■ PROBLEM STATEMENT:
Read through the data and count the lines that contain the string "Adding"; give only the result.

# START OF EXERCISE INPUT

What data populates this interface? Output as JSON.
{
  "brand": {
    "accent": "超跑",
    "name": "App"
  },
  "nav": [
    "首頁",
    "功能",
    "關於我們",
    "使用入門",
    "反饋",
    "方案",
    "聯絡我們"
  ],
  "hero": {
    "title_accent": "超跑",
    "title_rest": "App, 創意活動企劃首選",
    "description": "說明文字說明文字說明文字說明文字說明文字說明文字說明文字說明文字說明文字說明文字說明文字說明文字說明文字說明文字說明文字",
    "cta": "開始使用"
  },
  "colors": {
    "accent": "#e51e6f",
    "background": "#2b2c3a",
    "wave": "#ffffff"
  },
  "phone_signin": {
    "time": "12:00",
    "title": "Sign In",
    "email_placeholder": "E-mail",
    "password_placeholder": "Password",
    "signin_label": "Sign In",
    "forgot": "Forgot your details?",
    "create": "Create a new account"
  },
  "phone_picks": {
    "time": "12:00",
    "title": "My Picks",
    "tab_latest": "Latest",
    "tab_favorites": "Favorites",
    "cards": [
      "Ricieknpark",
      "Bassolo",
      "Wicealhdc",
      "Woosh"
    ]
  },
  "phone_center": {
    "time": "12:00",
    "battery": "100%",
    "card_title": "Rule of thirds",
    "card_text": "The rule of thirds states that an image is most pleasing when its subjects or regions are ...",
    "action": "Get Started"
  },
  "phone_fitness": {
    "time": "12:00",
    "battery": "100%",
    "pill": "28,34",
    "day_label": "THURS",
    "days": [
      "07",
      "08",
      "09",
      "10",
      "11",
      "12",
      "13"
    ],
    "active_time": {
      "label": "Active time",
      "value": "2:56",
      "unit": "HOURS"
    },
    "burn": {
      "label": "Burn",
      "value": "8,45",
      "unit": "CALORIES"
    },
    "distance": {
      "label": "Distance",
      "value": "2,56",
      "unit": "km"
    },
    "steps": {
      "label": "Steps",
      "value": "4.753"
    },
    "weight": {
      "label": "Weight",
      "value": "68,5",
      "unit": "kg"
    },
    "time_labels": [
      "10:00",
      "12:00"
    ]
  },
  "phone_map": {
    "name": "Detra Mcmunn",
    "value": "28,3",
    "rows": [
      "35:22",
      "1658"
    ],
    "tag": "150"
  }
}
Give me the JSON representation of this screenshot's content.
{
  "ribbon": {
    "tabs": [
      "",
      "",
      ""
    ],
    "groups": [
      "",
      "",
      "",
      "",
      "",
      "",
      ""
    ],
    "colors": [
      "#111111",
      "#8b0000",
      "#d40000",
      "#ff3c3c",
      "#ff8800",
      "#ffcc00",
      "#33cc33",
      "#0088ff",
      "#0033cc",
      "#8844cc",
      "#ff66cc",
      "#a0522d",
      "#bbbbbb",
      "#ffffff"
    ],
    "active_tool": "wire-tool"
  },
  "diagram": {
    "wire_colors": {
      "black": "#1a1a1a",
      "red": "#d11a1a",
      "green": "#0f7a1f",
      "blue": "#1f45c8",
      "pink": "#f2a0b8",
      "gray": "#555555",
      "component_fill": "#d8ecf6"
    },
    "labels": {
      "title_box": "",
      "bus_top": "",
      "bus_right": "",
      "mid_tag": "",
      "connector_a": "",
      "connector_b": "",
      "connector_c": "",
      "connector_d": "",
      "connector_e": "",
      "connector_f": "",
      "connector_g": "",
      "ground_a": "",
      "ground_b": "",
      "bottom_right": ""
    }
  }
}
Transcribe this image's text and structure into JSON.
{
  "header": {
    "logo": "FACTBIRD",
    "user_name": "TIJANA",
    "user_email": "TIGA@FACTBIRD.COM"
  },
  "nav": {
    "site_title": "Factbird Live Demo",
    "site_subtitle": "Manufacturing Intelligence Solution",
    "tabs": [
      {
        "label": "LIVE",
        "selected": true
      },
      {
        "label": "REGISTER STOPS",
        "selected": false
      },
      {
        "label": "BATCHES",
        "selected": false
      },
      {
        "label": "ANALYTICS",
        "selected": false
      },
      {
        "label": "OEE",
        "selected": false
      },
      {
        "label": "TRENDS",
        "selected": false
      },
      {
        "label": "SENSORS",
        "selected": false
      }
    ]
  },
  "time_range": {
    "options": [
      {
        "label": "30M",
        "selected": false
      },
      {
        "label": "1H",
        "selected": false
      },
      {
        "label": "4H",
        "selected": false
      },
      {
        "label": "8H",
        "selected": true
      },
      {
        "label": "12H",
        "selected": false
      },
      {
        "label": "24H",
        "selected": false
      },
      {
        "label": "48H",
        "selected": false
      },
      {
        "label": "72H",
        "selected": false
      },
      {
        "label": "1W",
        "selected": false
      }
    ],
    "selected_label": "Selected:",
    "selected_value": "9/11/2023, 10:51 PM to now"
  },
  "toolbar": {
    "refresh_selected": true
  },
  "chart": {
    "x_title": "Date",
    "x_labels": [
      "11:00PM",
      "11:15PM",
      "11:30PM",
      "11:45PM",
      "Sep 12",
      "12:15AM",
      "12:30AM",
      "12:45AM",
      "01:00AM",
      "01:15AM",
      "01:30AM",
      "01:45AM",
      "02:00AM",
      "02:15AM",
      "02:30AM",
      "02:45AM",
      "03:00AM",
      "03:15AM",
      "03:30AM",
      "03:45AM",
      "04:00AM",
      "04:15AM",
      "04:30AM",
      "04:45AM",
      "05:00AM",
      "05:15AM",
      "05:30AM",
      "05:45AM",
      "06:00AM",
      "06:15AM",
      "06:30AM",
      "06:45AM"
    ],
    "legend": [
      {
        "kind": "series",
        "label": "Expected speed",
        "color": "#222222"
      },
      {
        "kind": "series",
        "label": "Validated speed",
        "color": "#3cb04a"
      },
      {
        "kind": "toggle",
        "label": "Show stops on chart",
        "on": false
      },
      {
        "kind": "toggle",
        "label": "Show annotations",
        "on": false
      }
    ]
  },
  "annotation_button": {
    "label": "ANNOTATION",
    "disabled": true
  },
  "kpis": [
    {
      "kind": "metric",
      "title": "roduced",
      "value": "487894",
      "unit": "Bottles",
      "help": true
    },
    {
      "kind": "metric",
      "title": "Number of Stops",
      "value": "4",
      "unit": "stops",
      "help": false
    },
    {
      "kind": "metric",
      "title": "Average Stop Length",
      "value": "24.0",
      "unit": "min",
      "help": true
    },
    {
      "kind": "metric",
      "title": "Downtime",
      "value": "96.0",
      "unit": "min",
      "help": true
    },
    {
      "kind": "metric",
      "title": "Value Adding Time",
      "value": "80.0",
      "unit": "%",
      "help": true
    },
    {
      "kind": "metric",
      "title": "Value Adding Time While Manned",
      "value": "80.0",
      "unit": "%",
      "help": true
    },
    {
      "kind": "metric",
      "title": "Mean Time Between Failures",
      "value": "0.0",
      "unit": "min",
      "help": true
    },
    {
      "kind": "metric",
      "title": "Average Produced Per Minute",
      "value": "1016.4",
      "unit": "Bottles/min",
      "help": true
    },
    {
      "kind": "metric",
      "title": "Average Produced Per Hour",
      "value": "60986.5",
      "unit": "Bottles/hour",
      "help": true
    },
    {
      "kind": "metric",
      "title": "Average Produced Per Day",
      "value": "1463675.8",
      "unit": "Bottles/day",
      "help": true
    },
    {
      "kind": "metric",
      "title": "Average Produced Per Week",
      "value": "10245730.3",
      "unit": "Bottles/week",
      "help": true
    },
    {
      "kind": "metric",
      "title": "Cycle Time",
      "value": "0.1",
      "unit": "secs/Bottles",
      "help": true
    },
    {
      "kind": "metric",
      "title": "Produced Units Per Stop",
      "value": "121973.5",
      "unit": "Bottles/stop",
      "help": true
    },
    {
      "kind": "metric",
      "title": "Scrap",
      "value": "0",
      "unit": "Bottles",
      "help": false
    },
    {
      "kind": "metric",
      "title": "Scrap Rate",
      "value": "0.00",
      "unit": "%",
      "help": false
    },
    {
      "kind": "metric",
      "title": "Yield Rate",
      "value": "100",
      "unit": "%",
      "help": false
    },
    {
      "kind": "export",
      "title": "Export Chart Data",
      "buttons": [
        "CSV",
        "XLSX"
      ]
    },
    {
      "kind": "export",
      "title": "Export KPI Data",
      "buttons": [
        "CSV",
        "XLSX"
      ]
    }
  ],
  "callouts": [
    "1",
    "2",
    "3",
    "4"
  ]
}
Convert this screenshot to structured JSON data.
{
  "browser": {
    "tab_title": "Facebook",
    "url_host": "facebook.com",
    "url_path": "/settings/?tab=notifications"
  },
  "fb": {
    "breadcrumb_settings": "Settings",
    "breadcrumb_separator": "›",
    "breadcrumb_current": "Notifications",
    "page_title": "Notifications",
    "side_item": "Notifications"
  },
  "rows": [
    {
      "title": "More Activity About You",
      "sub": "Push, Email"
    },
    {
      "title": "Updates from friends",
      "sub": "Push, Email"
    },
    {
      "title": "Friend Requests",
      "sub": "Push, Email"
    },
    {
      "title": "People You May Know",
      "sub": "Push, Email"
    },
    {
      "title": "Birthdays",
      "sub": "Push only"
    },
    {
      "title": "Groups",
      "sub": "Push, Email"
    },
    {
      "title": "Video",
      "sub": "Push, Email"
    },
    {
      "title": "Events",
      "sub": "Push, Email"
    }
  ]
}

# END OF EXERCISE INPUT

■ ANSWER TO THIS EXERCISE:
2